TEXT BLOCK
============

Jo 17During the school holidays in particular, I am thankful for the lovely heated pool and spa in our village. Usually, our two younger grandchildren enjoy being taken there, but one day recently, our grandson elected to play games at home with Granddad instead.

Meanwhile, his sister Maxine and I headed for the pool. Almost two hours later, as we were still bobbing around there, the cleaning lady arrived to mop out the change rooms.

‘She’s like Cinderella!’ Maxine announced after a while.

‘Pardon? … What do you mean?’

‘Well—she has to do all the work!’

Of course! Why didn’t I see that connection immediately? I laughed, then pointed out that must mean we’re the Ugly Sisters!

Later, however, I began to reflect on Maxine’s immediate response to the scene before her. She loves those old fairy tales, especially the ones featuring beautiful heroines with long, flowing hair. So far these holidays, along with the inevitable, more recent Frozen, we have watched DVDs of Snow White and Tangled (the story of Rapunzel), some more than once. We have also read different versions of Cinderella, Sleeping Beauty and such like together over the years. And recently, Maxine even managed to cajole her granddad and me into acting out one of these stories with her—this time, Little Red Riding Hood, including cutting that big, bad wolf open with relish, stuffing stones in him and sewing him up again with a flourish! These stories have well and truly made their way into Maxine’s imaginative little mind and continue to play out there in technicolour—for her, it’s natural to think of Cinderella immediately, when she sees a cleaning lady working hard, with no one helping!

============

RECORDED INFORMATION
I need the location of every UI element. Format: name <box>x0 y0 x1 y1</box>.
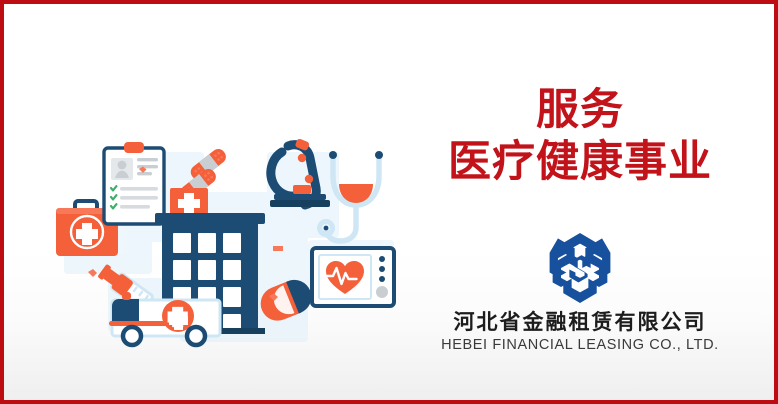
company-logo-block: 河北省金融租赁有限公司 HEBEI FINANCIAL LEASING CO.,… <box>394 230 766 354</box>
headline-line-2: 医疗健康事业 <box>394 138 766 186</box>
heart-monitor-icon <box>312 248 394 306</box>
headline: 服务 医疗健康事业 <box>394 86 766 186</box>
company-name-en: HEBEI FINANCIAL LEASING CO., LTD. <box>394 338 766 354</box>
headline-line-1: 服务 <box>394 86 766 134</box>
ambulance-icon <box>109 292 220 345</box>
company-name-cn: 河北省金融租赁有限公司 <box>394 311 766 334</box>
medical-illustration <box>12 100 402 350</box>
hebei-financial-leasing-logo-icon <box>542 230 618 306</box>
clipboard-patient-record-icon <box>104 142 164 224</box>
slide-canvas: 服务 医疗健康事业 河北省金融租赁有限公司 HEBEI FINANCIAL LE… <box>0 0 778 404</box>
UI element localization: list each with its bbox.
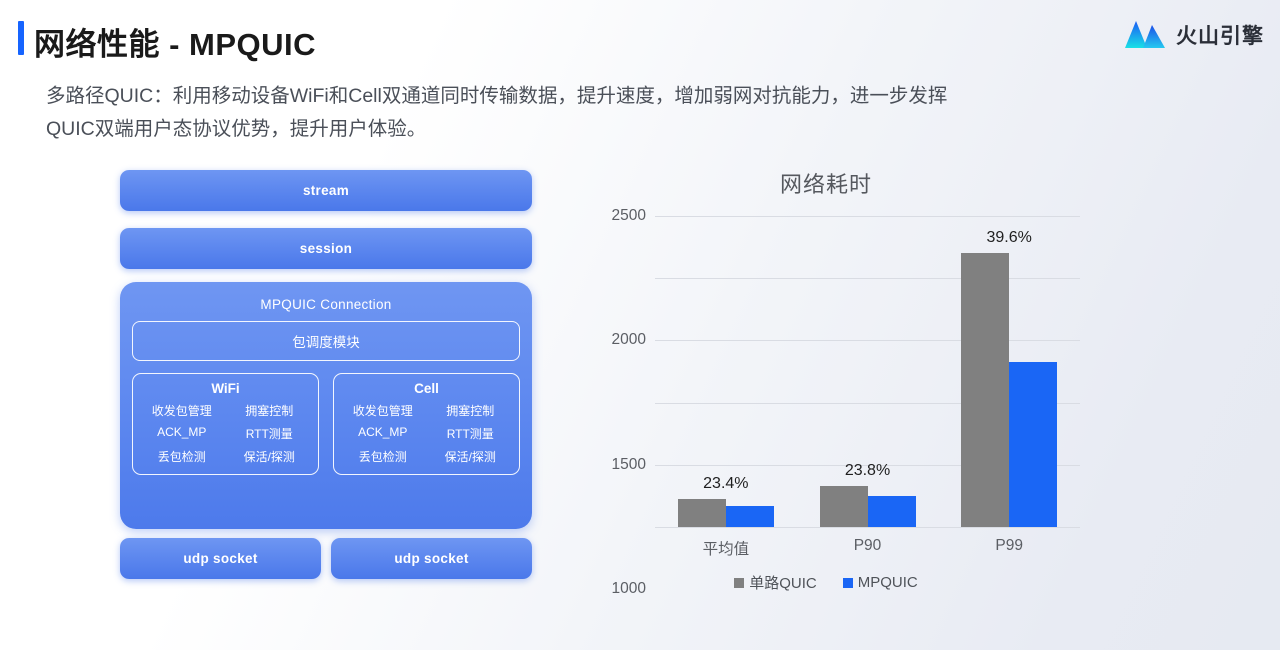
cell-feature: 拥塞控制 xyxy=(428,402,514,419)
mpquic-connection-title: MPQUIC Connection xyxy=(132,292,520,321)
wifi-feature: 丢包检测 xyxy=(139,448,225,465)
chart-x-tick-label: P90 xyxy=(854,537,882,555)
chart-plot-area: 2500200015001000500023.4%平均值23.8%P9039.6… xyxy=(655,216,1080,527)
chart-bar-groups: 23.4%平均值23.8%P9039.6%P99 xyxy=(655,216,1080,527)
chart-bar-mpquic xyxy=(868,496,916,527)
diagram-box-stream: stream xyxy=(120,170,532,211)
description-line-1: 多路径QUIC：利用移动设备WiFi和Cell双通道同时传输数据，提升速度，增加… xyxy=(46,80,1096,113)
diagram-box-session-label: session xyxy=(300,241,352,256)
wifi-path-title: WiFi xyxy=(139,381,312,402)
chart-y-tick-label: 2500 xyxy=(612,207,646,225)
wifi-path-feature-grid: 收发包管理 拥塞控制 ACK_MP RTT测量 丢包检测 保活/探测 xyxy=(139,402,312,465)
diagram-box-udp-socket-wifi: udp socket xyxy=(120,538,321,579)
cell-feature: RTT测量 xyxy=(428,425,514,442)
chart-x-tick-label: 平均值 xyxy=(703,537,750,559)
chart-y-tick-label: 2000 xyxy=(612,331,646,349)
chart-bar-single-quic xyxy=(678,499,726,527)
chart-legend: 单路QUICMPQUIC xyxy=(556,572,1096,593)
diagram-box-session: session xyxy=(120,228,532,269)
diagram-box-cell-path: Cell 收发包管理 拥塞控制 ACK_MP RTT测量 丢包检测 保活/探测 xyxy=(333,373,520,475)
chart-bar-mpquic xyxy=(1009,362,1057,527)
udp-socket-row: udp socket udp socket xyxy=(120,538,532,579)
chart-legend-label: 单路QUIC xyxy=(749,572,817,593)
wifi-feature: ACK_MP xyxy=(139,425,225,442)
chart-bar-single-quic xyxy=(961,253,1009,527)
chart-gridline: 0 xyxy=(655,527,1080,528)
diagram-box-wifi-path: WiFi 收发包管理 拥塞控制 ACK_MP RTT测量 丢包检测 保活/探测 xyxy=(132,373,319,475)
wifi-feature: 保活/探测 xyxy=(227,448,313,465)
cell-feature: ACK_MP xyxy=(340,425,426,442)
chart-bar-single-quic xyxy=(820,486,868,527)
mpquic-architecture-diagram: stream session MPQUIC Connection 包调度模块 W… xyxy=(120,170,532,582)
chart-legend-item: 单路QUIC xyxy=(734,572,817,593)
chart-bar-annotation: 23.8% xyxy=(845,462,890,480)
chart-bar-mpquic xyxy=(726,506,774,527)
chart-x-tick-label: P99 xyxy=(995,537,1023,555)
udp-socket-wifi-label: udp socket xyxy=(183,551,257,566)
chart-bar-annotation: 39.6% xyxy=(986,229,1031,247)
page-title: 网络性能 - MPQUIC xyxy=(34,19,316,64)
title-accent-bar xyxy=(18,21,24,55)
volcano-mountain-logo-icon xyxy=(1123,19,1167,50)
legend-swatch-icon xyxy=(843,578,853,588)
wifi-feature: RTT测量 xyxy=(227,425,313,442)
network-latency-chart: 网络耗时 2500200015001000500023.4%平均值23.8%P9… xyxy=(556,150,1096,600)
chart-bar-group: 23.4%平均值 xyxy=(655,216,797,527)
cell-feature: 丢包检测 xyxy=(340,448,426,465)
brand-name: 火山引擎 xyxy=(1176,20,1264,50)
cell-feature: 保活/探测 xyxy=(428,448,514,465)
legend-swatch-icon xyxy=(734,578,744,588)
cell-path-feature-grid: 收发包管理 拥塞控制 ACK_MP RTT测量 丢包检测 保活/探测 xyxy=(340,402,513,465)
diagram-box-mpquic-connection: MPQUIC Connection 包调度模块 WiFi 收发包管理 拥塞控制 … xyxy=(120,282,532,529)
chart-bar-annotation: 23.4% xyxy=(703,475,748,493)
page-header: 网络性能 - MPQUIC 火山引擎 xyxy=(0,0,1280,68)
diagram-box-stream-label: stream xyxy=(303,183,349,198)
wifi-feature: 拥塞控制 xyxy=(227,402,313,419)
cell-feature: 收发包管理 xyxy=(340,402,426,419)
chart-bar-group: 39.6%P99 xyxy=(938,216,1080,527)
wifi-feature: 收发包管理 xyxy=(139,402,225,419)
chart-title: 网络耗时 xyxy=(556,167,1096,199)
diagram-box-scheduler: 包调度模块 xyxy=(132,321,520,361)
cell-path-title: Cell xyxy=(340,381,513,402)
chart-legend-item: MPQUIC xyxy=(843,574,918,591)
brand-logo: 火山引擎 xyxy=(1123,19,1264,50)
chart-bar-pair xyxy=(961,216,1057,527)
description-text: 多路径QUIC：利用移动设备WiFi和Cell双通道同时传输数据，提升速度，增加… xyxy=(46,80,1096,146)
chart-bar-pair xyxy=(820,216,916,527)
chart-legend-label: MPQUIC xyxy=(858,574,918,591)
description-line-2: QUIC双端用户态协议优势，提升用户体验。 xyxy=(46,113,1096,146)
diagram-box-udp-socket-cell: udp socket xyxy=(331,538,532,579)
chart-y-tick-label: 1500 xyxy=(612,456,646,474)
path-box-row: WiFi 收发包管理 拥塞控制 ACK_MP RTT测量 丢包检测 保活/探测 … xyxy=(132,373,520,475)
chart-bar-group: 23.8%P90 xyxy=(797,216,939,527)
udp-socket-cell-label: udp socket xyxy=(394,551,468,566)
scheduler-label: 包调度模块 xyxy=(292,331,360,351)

============

PROBLEMS
[A] Summarize the swimming pool story in two sentences.
[B] Echo the swimming pool story word for word in the stretch from "Jo 17During the" through "with Granddad instead.".
The material placed after the swimming pool story is separate from it.

RESPONSES TO THE EXERCISE
[A] During a school-holiday visit to the village pool with granddaughter Maxine, the narrator heard her compare the cleaning lady mopping the change rooms to Cinderella because she had to do all the work. Reflecting later, the narrator saw the remark as a sign of how deeply the fairy tales Maxine loves, and has watched, read and acted out, have taken hold in her imagination.

[B]
Jo 17During the school holidays in particular, I am thankful for the lovely heated pool and spa in our village. Usually, our two younger grandchildren enjoy being taken there, but one day recently, our grandson elected to play games at home with Granddad instead.